_Problem requirements_
Your copy of the material must match it exactly, except that pictures are dropped.

_Data to process_
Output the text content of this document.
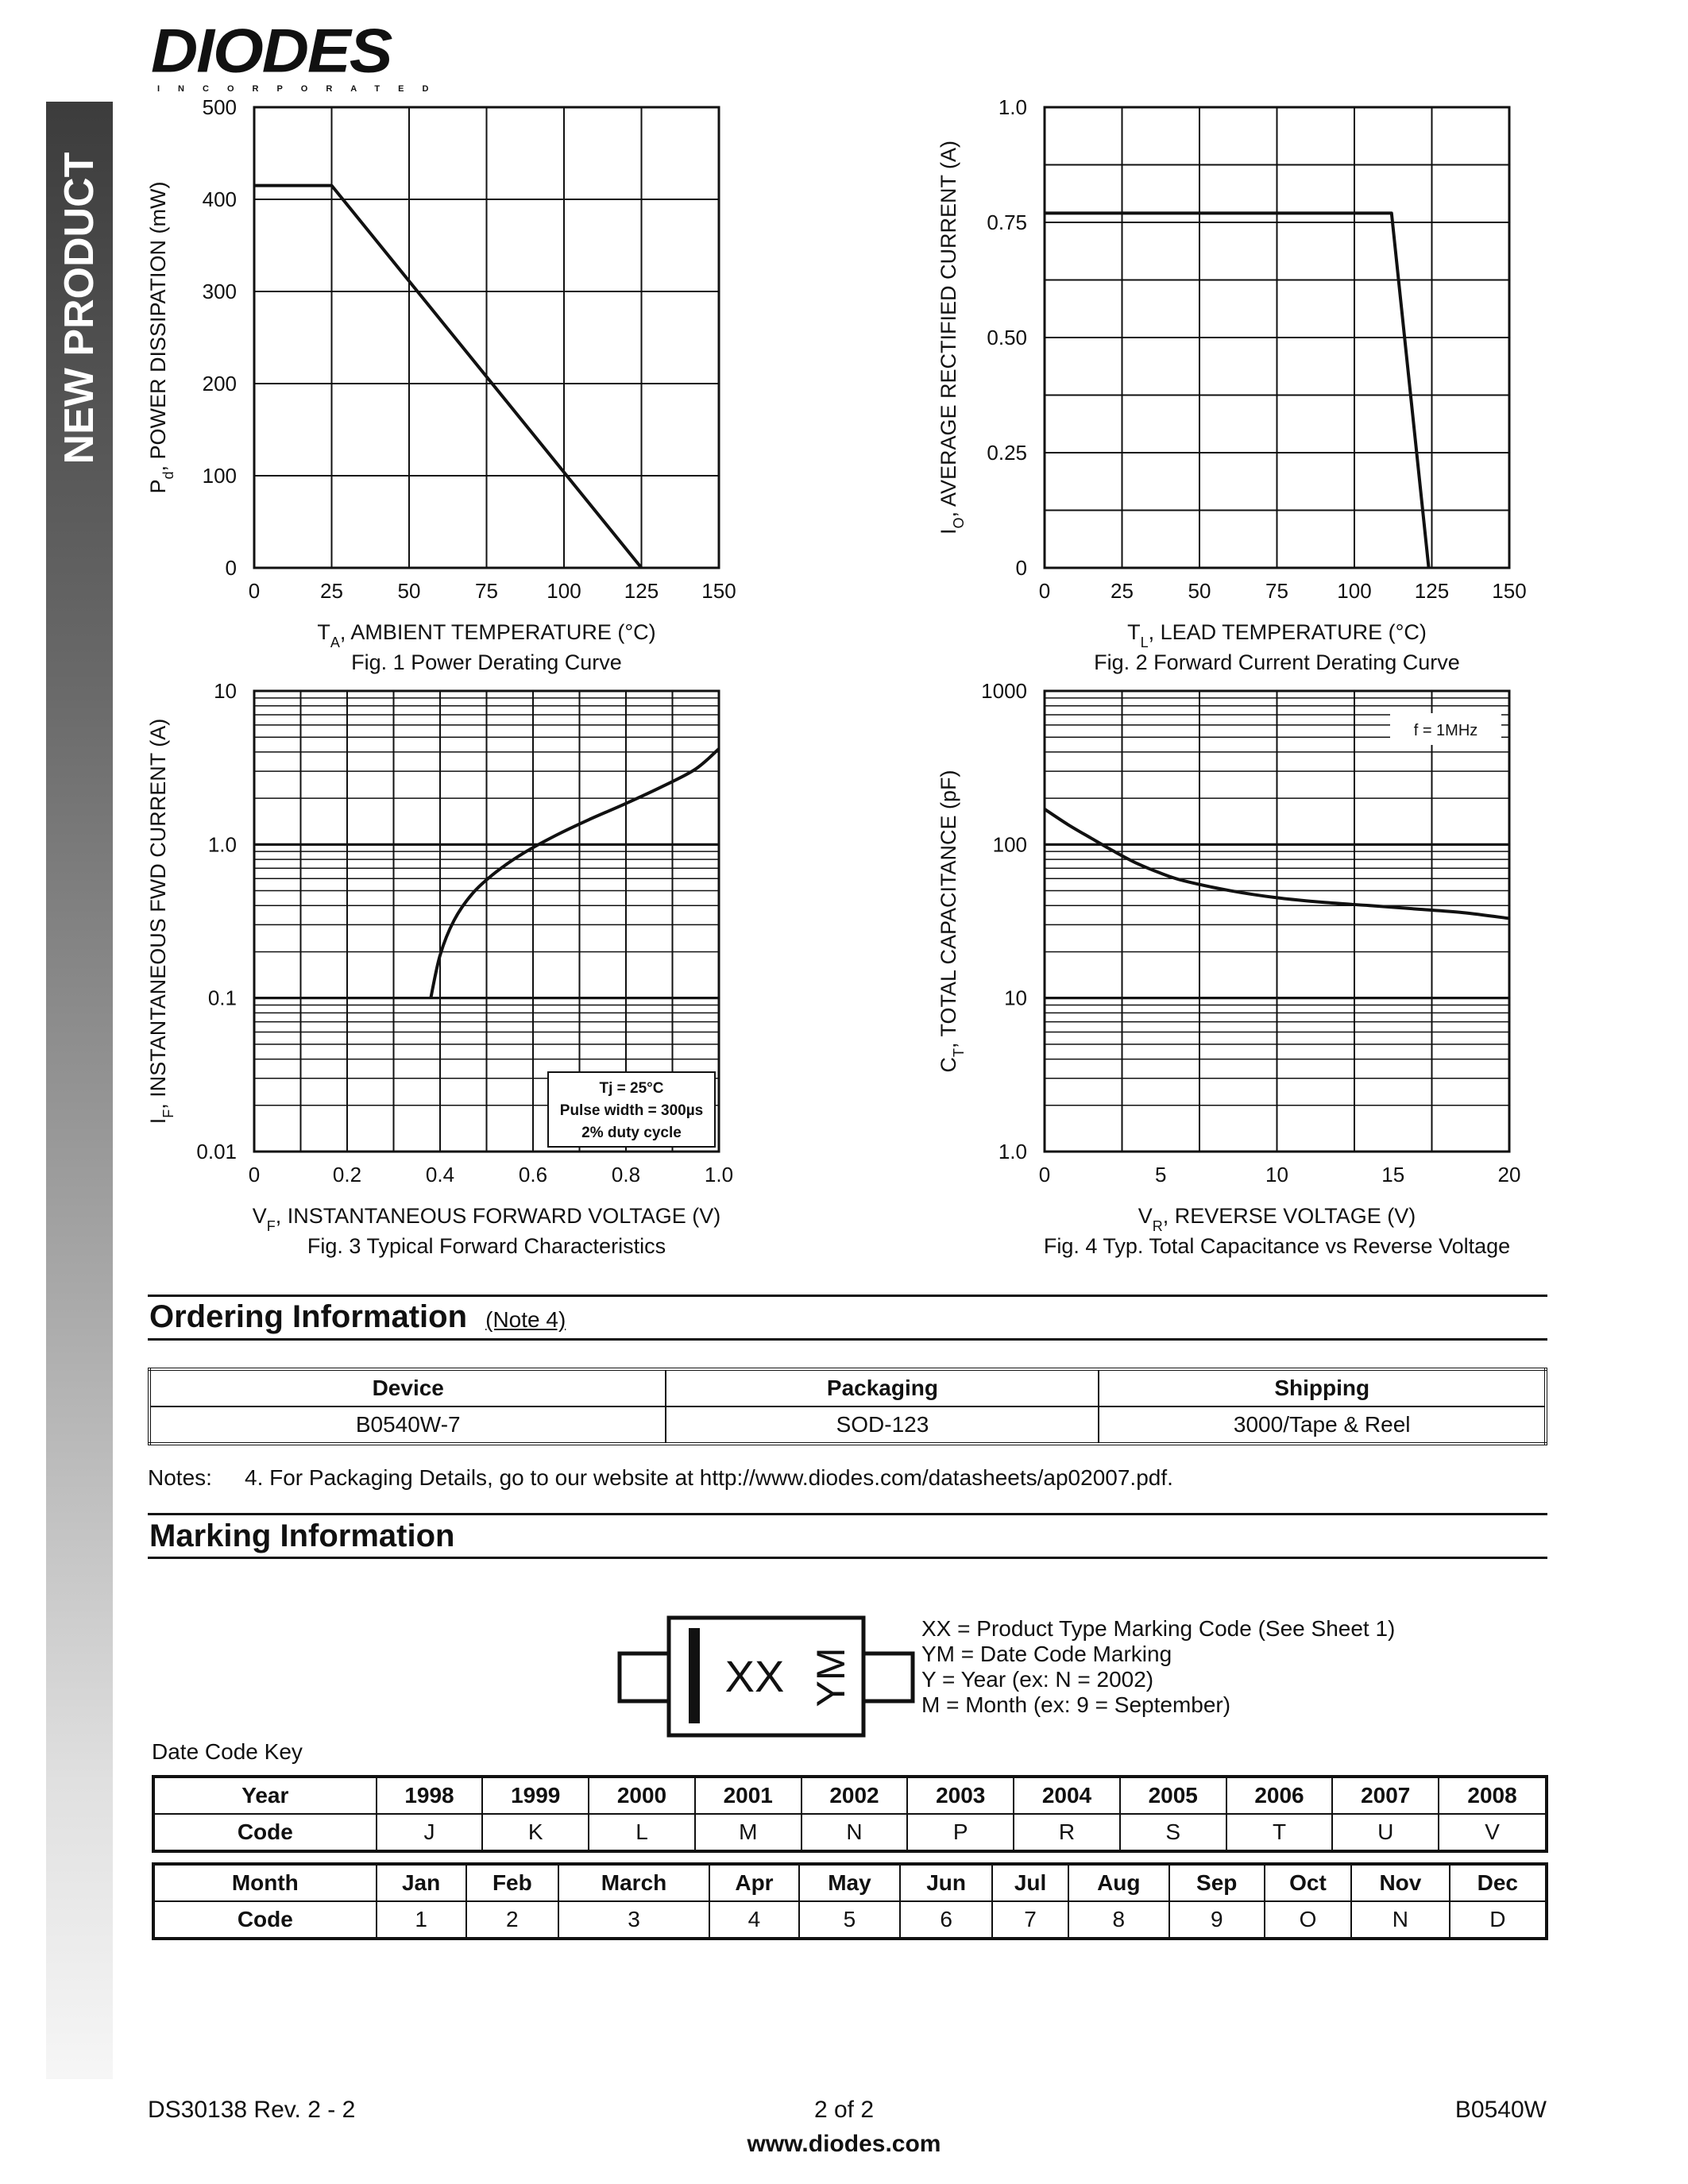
DIODES
INCORPORATED
NEW PRODUCT
0	25	50	75 100 125 150
0
100
200
300
400
500
$T_A$, AMBIENT TEMPERATURE (°C)
$P_d$, POWER DISSIPATION (mW)
Fig. 1 Power Derating Curve
0	25	50	75 100 125 150
0
0.25
0.50
0.75
1.0
$T_L$, LEAD TEMPERATURE (°C)
$I_O$, AVERAGE RECTIFIED CURRENT (A)
Fig. 2 Forward Current Derating Curve
0	0.2	0.4	0.6	0.8	1.0
0.01
0.1
1.0
10
$V_F$, INSTANTANEOUS FORWARD VOLTAGE (V)
$I_F$, INSTANTANEOUS FWD CURRENT (A)
Fig. 3 Typical Forward Characteristics
Tj = 25°C
Pulse width = 300µs
2% duty cycle
0	5	10	15	20
1.0
10
100
1000
$V_R$, REVERSE VOLTAGE (V)
$C_T$, TOTAL CAPACITANCE (pF)
Fig. 4 Typ. Total Capacitance vs Reverse Voltage
f = 1MHz
Ordering Information (Note 4)
Device	Packaging	Shipping
B0540W-7	SOD-123	3000/Tape & Reel
Notes: 4. For Packaging Details, go to our website at http://www.diodes.com/datasheets/ap02007.pdf.
Marking Information
XX YM
XX = Product Type Marking Code (See Sheet 1)
YM = Date Code Marking
Y = Year (ex: N = 2002)
M = Month (ex: 9 = September)
Date Code Key
Year	1998	1999	2000	2001	2002	2003	2004	2005	2006	2007	2008
Code	J	K	L	M	N	P	R	S	T	U	V
Month	Jan	Feb	March	Apr	May	Jun	Jul	Aug	Sep	Oct	Nov	Dec
Code	1	2	3	4	5	6	7	8	9	O	N	D
DS30138 Rev. 2 - 2	2 of 2
www.diodes.com
B0540W
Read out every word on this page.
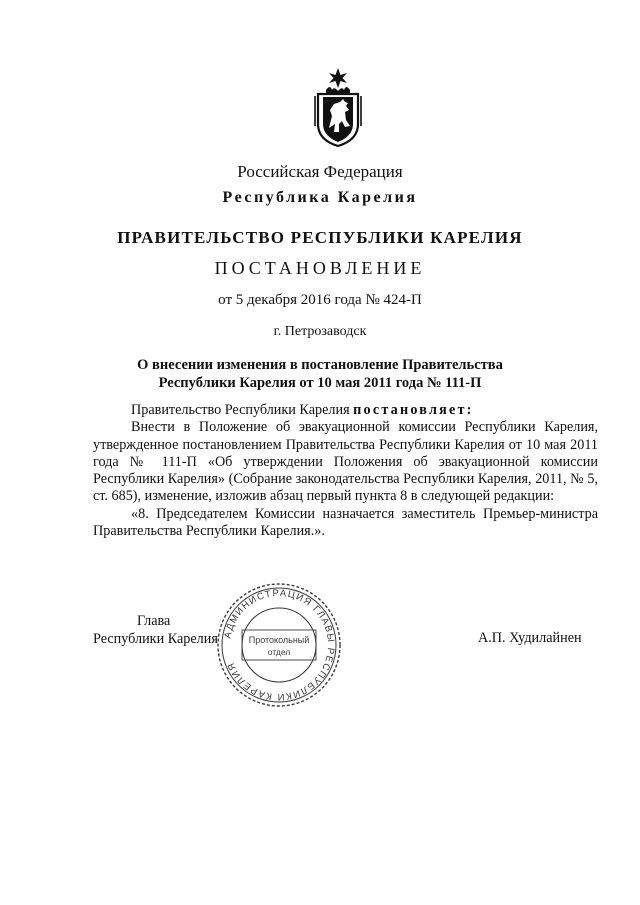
Российская Федерация
Республика Карелия
ПРАВИТЕЛЬСТВО РЕСПУБЛИКИ КАРЕЛИЯ
ПОСТАНОВЛЕНИЕ
от 5 декабря 2016 года № 424-П
г. Петрозаводск
О внесении изменения в постановление Правительства
Республики Карелия от 10 мая 2011 года № 111-П

Правительство Республики Карелия постановляет:

Внести в Положение об эвакуационной комиссии Республики Карелия, утвержденное постановлением Правительства Республики Карелия от 10 мая 2011 года № 111-П «Об утверждении Положения об эвакуационной комиссии Республики Карелия» (Собрание законодательства Республики Карелия, 2011, № 5, ст. 685), изменение, изложив абзац первый пункта 8 в следующей редакции:

«8. Председателем Комиссии назначается заместитель Премьер-министра Правительства Республики Карелия.».

Глава
Республики Карелия	А.П. Худилайнен
АДМИНИСТРАЦИЯ ГЛАВЫ РЕСПУБЛИКИ КАРЕЛИЯ
Протокольный
отдел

_Response for this exercise_
Output the text content of this document.
DIODES
INCORPORATED
NEW PRODUCT
0	25	50	75 100 125 150
0
100
200
300
400
500
$T_A$, AMBIENT TEMPERATURE (°C)
$P_d$, POWER DISSIPATION (mW)
Fig. 1 Power Derating Curve
0	25	50	75 100 125 150
0
0.25
0.50
0.75
1.0
$T_L$, LEAD TEMPERATURE (°C)
$I_O$, AVERAGE RECTIFIED CURRENT (A)
Fig. 2 Forward Current Derating Curve
0	0.2	0.4	0.6	0.8	1.0
0.01
0.1
1.0
10
$V_F$, INSTANTANEOUS FORWARD VOLTAGE (V)
$I_F$, INSTANTANEOUS FWD CURRENT (A)
Fig. 3 Typical Forward Characteristics
Tj = 25°C
Pulse width = 300µs
2% duty cycle
0	5	10	15	20
1.0
10
100
1000
$V_R$, REVERSE VOLTAGE (V)
$C_T$, TOTAL CAPACITANCE (pF)
Fig. 4 Typ. Total Capacitance vs Reverse Voltage
f = 1MHz
Ordering Information (Note 4)
Device	Packaging	Shipping
B0540W-7	SOD-123	3000/Tape & Reel
Notes: 4. For Packaging Details, go to our website at http://www.diodes.com/datasheets/ap02007.pdf.
Marking Information
XX YM
XX = Product Type Marking Code (See Sheet 1)
YM = Date Code Marking
Y = Year (ex: N = 2002)
M = Month (ex: 9 = September)
Date Code Key
Year	1998	1999	2000	2001	2002	2003	2004	2005	2006	2007	2008
Code	J	K	L	M	N	P	R	S	T	U	V
Month	Jan	Feb	March	Apr	May	Jun	Jul	Aug	Sep	Oct	Nov	Dec
Code	1	2	3	4	5	6	7	8	9	O	N	D
DS30138 Rev. 2 - 2	2 of 2
www.diodes.com
B0540W
Read out every word on this page.
Российская Федерация
Республика Карелия
ПРАВИТЕЛЬСТВО РЕСПУБЛИКИ КАРЕЛИЯ
ПОСТАНОВЛЕНИЕ
от 5 декабря 2016 года № 424-П
г. Петрозаводск
О внесении изменения в постановление Правительства
Республики Карелия от 10 мая 2011 года № 111-П

Правительство Республики Карелия постановляет:

Внести в Положение об эвакуационной комиссии Республики Карелия, утвержденное постановлением Правительства Республики Карелия от 10 мая 2011 года № 111-П «Об утверждении Положения об эвакуационной комиссии Республики Карелия» (Собрание законодательства Республики Карелия, 2011, № 5, ст. 685), изменение, изложив абзац первый пункта 8 в следующей редакции:

«8. Председателем Комиссии назначается заместитель Премьер-министра Правительства Республики Карелия.».

Глава
Республики Карелия	А.П. Худилайнен
АДМИНИСТРАЦИЯ ГЛАВЫ РЕСПУБЛИКИ КАРЕЛИЯ
Протокольный
отдел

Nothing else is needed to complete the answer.